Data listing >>
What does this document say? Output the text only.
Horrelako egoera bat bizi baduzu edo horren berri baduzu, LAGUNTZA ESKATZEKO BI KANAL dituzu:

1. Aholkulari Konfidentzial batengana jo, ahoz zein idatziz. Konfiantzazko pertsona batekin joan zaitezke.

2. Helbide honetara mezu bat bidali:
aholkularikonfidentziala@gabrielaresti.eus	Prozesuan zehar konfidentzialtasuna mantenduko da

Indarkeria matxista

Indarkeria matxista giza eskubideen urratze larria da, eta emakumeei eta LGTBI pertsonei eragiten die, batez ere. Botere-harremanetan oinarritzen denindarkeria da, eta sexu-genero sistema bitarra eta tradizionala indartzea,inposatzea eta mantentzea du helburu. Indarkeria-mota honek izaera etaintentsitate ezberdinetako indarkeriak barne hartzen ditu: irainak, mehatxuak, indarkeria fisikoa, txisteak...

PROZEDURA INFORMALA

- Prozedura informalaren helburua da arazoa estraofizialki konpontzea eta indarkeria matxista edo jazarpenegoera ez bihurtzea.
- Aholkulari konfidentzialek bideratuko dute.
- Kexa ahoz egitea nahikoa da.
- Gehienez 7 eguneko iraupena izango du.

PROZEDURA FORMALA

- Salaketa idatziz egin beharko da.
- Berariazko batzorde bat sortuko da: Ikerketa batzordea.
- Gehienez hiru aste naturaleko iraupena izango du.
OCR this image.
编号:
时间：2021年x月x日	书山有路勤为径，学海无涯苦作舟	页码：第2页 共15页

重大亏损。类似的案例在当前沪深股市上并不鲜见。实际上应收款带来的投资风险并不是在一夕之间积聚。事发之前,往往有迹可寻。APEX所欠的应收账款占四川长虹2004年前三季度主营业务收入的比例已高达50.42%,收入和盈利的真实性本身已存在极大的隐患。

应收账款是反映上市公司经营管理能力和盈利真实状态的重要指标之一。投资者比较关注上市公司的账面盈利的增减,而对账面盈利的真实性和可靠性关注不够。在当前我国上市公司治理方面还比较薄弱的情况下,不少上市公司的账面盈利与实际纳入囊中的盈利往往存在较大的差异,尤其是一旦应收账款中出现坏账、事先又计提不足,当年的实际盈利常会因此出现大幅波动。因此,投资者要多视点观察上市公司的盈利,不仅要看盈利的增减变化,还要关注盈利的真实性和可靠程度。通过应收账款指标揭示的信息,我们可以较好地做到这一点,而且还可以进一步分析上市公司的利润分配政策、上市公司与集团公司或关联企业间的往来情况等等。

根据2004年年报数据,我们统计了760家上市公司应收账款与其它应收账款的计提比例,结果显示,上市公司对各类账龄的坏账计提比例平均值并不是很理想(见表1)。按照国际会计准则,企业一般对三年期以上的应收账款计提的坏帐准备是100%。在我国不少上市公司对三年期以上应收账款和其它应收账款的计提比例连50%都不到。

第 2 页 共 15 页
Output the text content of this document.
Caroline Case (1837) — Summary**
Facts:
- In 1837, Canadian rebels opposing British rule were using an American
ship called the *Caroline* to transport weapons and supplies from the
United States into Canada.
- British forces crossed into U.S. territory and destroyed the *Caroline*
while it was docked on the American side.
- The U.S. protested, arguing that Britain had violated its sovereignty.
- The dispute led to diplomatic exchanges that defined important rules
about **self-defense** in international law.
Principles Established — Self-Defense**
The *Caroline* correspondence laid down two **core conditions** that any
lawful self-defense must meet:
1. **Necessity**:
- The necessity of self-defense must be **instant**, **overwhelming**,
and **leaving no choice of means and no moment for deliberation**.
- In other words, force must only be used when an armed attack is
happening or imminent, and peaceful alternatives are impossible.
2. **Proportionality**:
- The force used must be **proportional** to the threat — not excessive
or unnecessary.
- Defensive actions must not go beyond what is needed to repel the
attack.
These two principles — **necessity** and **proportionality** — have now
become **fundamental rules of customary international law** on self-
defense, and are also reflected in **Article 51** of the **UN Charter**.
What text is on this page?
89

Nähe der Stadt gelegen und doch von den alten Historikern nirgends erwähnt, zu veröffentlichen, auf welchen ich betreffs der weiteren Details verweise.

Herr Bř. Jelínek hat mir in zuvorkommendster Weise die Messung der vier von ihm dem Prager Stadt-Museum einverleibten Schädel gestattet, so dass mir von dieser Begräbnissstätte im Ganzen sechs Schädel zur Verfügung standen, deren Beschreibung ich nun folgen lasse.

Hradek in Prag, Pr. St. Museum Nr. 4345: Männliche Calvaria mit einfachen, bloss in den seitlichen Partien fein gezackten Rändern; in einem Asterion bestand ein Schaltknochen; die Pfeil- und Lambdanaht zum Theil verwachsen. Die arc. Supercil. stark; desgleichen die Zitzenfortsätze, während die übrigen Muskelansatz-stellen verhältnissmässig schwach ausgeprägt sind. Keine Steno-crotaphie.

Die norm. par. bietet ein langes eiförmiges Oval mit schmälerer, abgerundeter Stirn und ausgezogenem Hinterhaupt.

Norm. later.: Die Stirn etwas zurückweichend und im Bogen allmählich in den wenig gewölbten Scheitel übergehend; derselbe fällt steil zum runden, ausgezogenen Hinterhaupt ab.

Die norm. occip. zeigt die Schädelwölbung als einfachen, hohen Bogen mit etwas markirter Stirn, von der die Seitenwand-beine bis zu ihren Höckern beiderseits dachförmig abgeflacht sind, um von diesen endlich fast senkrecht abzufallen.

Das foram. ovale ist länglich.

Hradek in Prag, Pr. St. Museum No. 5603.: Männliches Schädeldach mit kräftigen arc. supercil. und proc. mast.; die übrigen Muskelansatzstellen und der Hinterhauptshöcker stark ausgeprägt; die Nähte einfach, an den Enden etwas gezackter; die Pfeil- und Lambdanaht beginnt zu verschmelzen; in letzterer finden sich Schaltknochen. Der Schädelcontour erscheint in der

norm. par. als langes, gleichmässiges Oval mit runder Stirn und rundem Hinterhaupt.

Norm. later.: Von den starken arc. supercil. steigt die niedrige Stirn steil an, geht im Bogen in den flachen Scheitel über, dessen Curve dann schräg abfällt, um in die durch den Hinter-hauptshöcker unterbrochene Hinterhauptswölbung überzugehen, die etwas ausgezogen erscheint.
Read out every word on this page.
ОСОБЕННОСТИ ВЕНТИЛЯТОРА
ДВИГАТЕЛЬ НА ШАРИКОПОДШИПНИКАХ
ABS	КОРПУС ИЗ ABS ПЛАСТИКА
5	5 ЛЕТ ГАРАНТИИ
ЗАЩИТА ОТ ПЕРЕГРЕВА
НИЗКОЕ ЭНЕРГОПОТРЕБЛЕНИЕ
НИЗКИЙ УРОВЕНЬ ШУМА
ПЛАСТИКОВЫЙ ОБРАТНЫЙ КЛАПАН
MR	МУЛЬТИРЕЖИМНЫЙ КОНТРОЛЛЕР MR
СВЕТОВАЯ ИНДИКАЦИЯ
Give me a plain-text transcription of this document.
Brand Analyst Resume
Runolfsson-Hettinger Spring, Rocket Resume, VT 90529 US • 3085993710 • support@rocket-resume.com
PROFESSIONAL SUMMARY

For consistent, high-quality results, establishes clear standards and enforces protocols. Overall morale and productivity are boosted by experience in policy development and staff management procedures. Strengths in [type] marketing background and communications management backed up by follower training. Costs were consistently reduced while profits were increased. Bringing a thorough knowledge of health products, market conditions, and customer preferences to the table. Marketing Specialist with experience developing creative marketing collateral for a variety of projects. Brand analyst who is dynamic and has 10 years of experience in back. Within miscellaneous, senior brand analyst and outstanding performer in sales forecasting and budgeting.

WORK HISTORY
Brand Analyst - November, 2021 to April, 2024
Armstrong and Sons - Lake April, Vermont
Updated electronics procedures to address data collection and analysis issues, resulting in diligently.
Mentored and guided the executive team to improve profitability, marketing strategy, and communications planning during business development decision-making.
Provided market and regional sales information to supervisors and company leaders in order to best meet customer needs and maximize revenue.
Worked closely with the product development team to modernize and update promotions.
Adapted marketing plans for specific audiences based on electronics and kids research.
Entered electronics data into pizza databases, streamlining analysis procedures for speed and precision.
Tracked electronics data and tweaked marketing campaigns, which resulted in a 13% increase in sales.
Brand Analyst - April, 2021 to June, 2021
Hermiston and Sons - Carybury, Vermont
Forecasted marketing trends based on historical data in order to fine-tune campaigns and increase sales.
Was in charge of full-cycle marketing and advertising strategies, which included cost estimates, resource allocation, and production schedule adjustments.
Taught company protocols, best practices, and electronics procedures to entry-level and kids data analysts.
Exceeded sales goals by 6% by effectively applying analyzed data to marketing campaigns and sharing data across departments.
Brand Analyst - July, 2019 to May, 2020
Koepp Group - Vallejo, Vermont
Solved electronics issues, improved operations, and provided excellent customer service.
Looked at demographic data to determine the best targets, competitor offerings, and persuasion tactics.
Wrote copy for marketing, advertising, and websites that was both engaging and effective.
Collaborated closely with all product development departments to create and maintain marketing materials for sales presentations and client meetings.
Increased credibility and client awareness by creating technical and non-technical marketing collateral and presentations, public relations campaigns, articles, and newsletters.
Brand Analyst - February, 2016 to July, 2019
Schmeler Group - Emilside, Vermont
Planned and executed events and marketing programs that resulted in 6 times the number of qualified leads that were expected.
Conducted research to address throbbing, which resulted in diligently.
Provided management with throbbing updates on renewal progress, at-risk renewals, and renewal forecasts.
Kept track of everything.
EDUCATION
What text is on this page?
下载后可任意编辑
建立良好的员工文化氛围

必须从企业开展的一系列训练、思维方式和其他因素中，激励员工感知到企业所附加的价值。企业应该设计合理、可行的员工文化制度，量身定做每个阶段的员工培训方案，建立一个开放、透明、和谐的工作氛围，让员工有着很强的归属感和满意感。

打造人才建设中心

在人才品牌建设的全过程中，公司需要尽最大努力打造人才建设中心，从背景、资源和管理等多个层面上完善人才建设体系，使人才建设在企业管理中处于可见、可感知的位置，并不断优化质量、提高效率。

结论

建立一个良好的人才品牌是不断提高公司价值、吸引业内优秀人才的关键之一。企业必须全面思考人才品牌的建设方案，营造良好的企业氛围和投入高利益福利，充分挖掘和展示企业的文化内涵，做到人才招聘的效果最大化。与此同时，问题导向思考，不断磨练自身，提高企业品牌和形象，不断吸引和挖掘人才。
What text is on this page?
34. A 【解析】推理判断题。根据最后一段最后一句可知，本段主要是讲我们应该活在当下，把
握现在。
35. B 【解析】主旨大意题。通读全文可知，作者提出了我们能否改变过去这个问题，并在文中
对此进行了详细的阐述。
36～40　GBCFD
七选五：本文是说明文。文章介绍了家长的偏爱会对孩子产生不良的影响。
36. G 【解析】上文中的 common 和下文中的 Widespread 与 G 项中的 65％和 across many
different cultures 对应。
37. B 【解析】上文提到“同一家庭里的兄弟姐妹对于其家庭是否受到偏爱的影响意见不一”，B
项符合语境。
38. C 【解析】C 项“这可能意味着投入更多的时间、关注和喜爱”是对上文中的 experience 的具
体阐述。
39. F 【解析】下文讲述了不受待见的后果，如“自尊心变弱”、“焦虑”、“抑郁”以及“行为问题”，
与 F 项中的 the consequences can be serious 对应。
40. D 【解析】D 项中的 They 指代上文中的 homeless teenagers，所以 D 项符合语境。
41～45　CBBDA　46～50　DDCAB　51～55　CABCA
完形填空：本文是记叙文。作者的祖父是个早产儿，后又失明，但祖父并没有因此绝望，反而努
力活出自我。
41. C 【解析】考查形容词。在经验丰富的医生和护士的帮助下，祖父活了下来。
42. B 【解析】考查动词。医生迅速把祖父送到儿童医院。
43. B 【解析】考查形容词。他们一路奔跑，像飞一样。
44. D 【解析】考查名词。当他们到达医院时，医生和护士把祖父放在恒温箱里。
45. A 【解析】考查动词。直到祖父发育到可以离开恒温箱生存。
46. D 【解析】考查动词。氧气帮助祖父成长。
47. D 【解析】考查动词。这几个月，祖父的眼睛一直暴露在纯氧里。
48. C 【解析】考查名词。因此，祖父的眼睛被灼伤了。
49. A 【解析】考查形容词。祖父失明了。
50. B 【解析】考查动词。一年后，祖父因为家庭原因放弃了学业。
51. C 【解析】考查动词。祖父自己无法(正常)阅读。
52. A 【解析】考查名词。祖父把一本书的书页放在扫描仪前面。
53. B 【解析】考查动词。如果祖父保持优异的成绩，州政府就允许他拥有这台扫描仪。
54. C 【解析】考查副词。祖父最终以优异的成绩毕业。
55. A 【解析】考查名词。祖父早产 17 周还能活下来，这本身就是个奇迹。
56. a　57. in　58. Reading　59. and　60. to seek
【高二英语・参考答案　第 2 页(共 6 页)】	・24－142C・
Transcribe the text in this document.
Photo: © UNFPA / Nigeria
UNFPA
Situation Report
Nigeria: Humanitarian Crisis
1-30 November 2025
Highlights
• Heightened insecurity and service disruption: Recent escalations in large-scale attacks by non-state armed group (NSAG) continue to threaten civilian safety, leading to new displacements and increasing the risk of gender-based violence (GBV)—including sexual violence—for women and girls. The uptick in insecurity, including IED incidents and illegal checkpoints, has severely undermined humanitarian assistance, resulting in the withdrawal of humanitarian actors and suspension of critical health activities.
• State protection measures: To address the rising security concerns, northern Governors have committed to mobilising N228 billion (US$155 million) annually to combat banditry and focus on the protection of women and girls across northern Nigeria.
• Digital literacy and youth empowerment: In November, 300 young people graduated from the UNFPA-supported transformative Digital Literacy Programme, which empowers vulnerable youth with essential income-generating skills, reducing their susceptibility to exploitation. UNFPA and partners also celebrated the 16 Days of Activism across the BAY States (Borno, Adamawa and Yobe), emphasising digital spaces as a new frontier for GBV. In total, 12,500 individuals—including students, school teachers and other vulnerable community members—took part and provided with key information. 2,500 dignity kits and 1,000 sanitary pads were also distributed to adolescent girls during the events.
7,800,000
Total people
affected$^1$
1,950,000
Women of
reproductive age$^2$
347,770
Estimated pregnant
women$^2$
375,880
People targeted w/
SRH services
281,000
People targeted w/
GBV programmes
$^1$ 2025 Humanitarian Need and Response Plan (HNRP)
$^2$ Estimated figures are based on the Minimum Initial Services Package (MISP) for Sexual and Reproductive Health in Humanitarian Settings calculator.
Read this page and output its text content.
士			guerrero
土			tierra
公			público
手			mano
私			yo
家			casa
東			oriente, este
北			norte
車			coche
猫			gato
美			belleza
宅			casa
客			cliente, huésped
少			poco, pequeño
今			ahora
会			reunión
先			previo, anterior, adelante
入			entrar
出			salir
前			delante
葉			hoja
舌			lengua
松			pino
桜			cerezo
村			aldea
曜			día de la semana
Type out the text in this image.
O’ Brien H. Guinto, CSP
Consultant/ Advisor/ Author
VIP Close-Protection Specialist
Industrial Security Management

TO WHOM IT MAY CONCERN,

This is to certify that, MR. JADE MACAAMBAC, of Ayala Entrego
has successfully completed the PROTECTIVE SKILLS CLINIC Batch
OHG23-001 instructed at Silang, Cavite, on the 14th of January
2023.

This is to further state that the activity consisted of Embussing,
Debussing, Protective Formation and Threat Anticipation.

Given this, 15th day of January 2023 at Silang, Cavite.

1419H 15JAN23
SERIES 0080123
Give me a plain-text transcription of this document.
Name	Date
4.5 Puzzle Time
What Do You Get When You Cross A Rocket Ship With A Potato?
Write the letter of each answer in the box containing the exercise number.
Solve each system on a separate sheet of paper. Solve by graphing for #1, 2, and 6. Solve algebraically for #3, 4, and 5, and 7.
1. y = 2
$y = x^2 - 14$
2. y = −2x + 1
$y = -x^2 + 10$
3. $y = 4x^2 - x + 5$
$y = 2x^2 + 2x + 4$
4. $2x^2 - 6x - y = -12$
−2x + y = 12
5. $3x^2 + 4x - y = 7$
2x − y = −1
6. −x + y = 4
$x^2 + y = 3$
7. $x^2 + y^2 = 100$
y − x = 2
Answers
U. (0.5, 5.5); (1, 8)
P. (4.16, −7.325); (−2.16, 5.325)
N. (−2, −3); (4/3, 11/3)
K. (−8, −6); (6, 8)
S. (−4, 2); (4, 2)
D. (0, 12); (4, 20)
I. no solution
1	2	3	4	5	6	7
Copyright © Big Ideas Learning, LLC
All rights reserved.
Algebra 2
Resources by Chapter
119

Exercise >>
Show every line in the records above that contains the word "übrigen".

The response >>
Hradek in Prag, Pr. St. Museum Nr. 4345: Männliche Calvaria mit einfachen, bloss in den seitlichen Partien fein gezackten Rändern; in einem Asterion bestand ein Schaltknochen; die Pfeil- und Lambdanaht zum Theil verwachsen. Die arc. Supercil. stark; desgleichen die Zitzenfortsätze, während die übrigen Muskelansatz-stellen verhältnissmässig schwach ausgeprägt sind. Keine Steno-crotaphie.
Hradek in Prag, Pr. St. Museum No. 5603.: Männliches Schädeldach mit kräftigen arc. supercil. und proc. mast.; die übrigen Muskelansatzstellen und der Hinterhauptshöcker stark ausgeprägt; die Nähte einfach, an den Enden etwas gezackter; die Pfeil- und Lambdanaht beginnt zu verschmelzen; in letzterer finden sich Schaltknochen. Der Schädelcontour erscheint in der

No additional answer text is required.